▸ What is expected
After locating the line that contains "Extract all readable text from this page.", quote it and all lines after it through the end of the entries, and nothing more. Pictures stay out.

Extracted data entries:
____________
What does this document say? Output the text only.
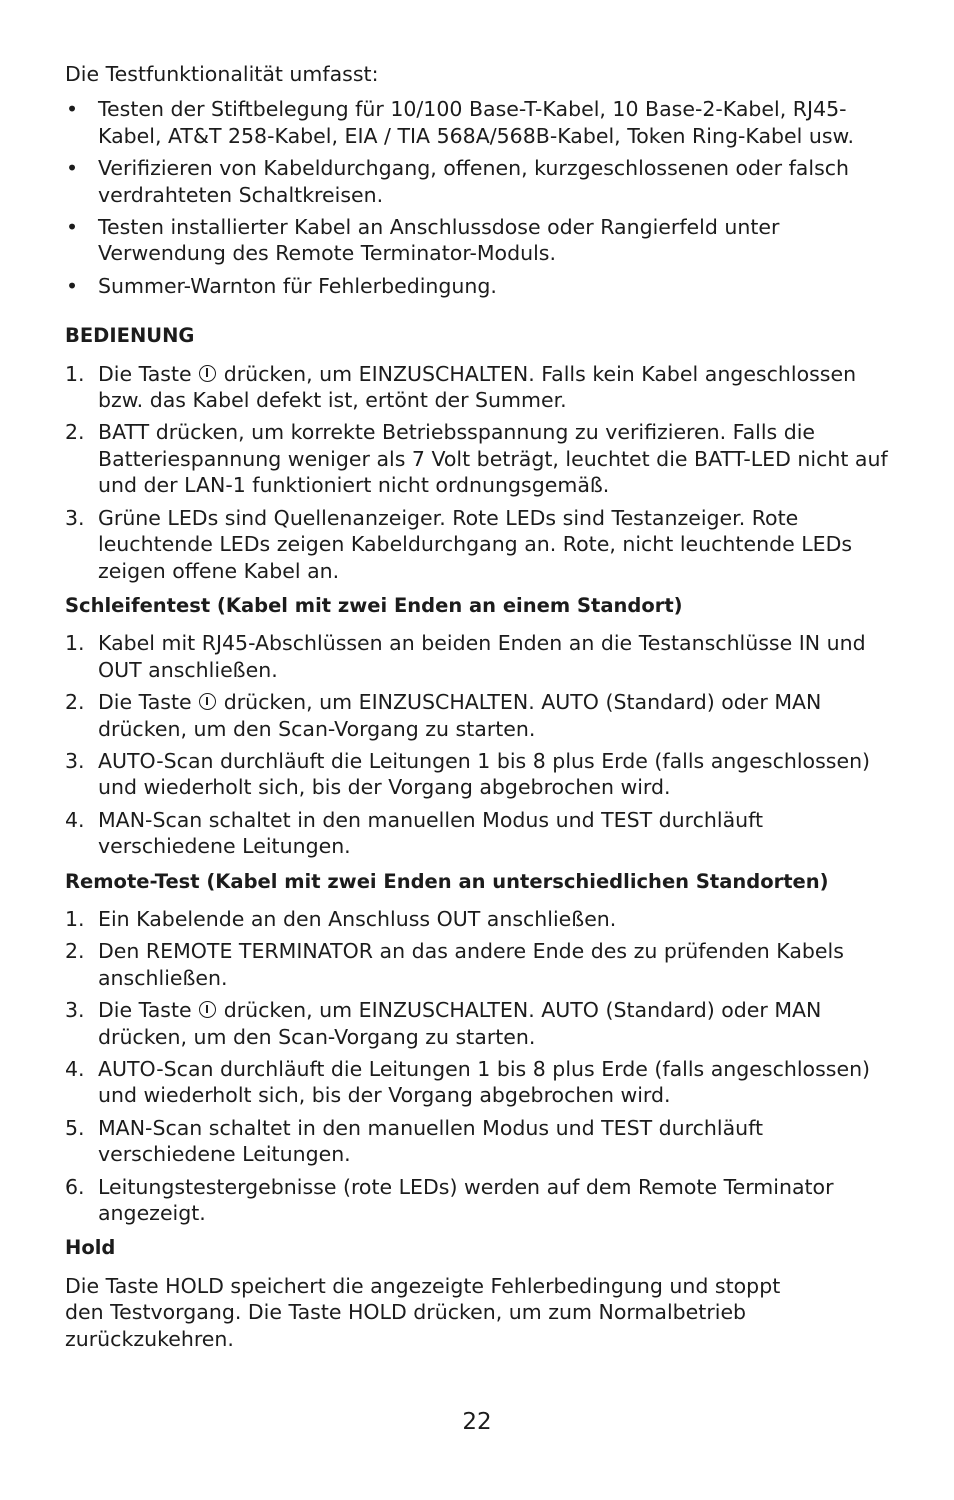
Die Testfunktionalität umfasst:

• Testen der Stiftbelegung für 10/100 Base-T-Kabel, 10 Base-2-Kabel, RJ45-Kabel, AT&T 258-Kabel, EIA / TIA 568A/568B-Kabel, Token Ring-Kabel usw.
• Verifizieren von Kabeldurchgang, offenen, kurzgeschlossenen oder falsch verdrahteten Schaltkreisen.
• Testen installierter Kabel an Anschlussdose oder Rangierfeld unter Verwendung des Remote Terminator-Moduls.
• Summer-Warnton für Fehlerbedingung.

BEDIENUNG

1. Die Taste drücken, um EINZUSCHALTEN. Falls kein Kabel angeschlossen bzw. das Kabel defekt ist, ertönt der Summer.
2. BATT drücken, um korrekte Betriebsspannung zu verifizieren. Falls die Batteriespannung weniger als 7 Volt beträgt, leuchtet die BATT-LED nicht auf und der LAN-1 funktioniert nicht ordnungsgemäß.
3. Grüne LEDs sind Quellenanzeiger. Rote LEDs sind Testanzeiger. Rote leuchtende LEDs zeigen Kabeldurchgang an. Rote, nicht leuchtende LEDs zeigen offene Kabel an.

Schleifentest (Kabel mit zwei Enden an einem Standort)

1. Kabel mit RJ45-Abschlüssen an beiden Enden an die Testanschlüsse IN und OUT anschließen.
2. Die Taste drücken, um EINZUSCHALTEN. AUTO (Standard) oder MAN drücken, um den Scan-Vorgang zu starten.
3. AUTO-Scan durchläuft die Leitungen 1 bis 8 plus Erde (falls angeschlossen) und wiederholt sich, bis der Vorgang abgebrochen wird.
4. MAN-Scan schaltet in den manuellen Modus und TEST durchläuft verschiedene Leitungen.

Remote-Test (Kabel mit zwei Enden an unterschiedlichen Standorten)

1. Ein Kabelende an den Anschluss OUT anschließen.
2. Den REMOTE TERMINATOR an das andere Ende des zu prüfenden Kabels anschließen.
3. Die Taste drücken, um EINZUSCHALTEN. AUTO (Standard) oder MAN drücken, um den Scan-Vorgang zu starten.
4. AUTO-Scan durchläuft die Leitungen 1 bis 8 plus Erde (falls angeschlossen) und wiederholt sich, bis der Vorgang abgebrochen wird.
5. MAN-Scan schaltet in den manuellen Modus und TEST durchläuft verschiedene Leitungen.
6. Leitungstestergebnisse (rote LEDs) werden auf dem Remote Terminator angezeigt.

Hold

Die Taste HOLD speichert die angezeigte Fehlerbedingung und stoppt den Testvorgang. Die Taste HOLD drücken, um zum Normalbetrieb zurückzukehren.

22
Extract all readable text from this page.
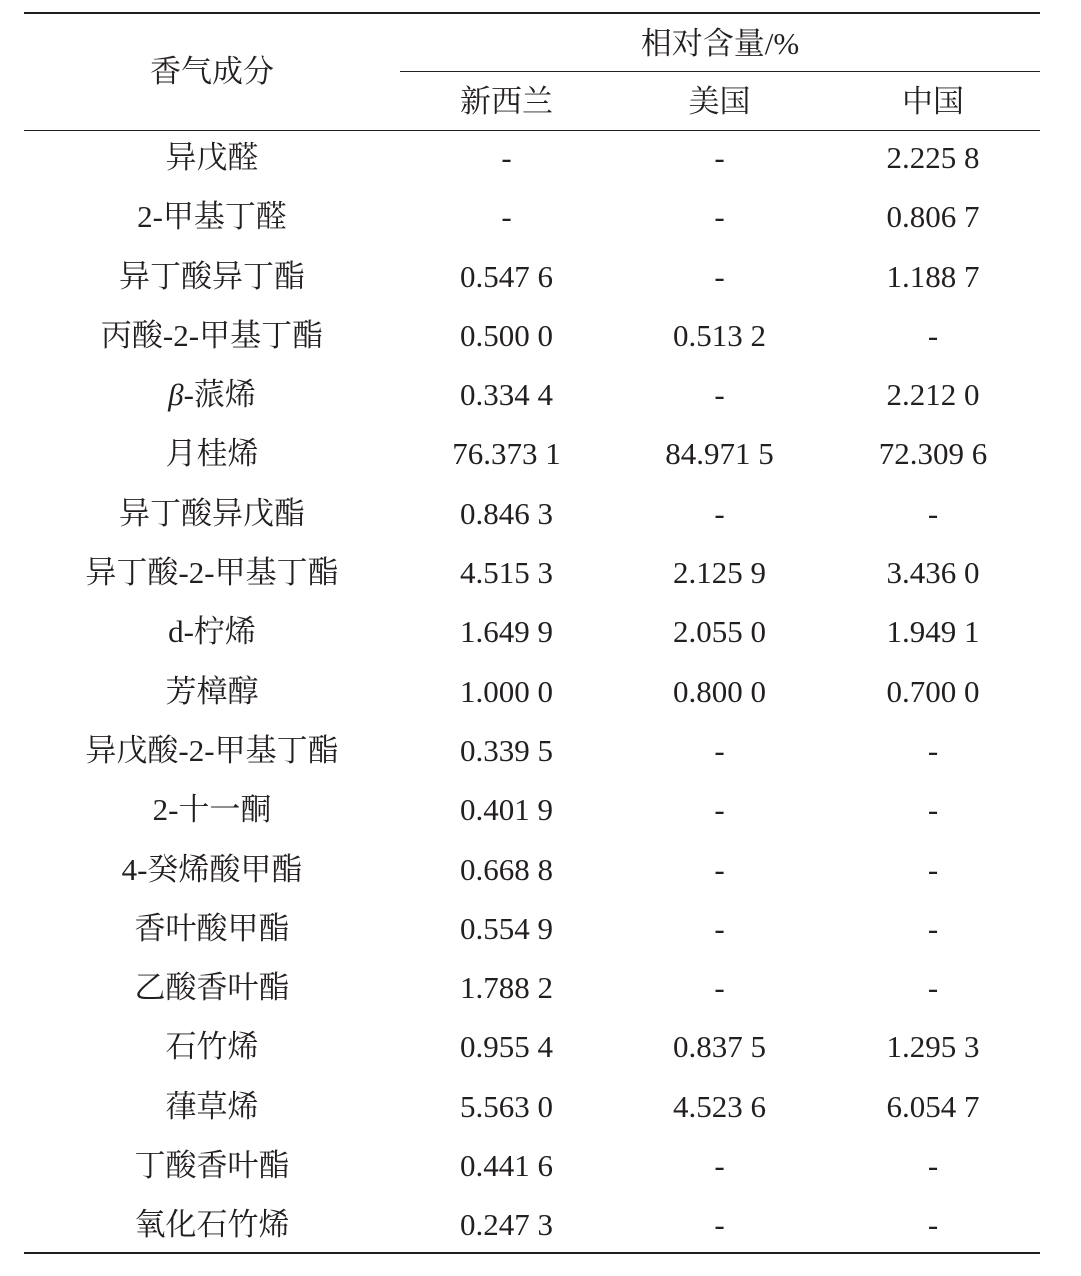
香气成分
相对含量/%
新西兰	美国	中国
异戊醛	-	-	2.225 8
2-甲基丁醛	-	-	0.806 7
异丁酸异丁酯	0.547 6	-	1.188 7
丙酸-2-甲基丁酯	0.500 0	0.513 2	-
β-蒎烯	0.334 4	-	2.212 0
月桂烯	76.373 1	84.971 5	72.309 6
异丁酸异戊酯	0.846 3	-	-
异丁酸-2-甲基丁酯	4.515 3	2.125 9	3.436 0
d-柠烯	1.649 9	2.055 0	1.949 1
芳樟醇	1.000 0	0.800 0	0.700 0
异戊酸-2-甲基丁酯	0.339 5	-	-
2-十一酮	0.401 9	-	-
4-癸烯酸甲酯	0.668 8	-	-
香叶酸甲酯	0.554 9	-	-
乙酸香叶酯	1.788 2	-	-
石竹烯	0.955 4	0.837 5	1.295 3
葎草烯	5.563 0	4.523 6	6.054 7
丁酸香叶酯	0.441 6	-	-
氧化石竹烯	0.247 3	-	-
____________
▸ Answer to this problem
Extract all readable text from this page.
香气成分
相对含量/%
新西兰	美国	中国
异戊醛	-	-	2.225 8
2-甲基丁醛	-	-	0.806 7
异丁酸异丁酯	0.547 6	-	1.188 7
丙酸-2-甲基丁酯	0.500 0	0.513 2	-
β-蒎烯	0.334 4	-	2.212 0
月桂烯	76.373 1	84.971 5	72.309 6
异丁酸异戊酯	0.846 3	-	-
异丁酸-2-甲基丁酯	4.515 3	2.125 9	3.436 0
d-柠烯	1.649 9	2.055 0	1.949 1
芳樟醇	1.000 0	0.800 0	0.700 0
异戊酸-2-甲基丁酯	0.339 5	-	-
2-十一酮	0.401 9	-	-
4-癸烯酸甲酯	0.668 8	-	-
香叶酸甲酯	0.554 9	-	-
乙酸香叶酯	1.788 2	-	-
石竹烯	0.955 4	0.837 5	1.295 3
葎草烯	5.563 0	4.523 6	6.054 7
丁酸香叶酯	0.441 6	-	-
氧化石竹烯	0.247 3	-	-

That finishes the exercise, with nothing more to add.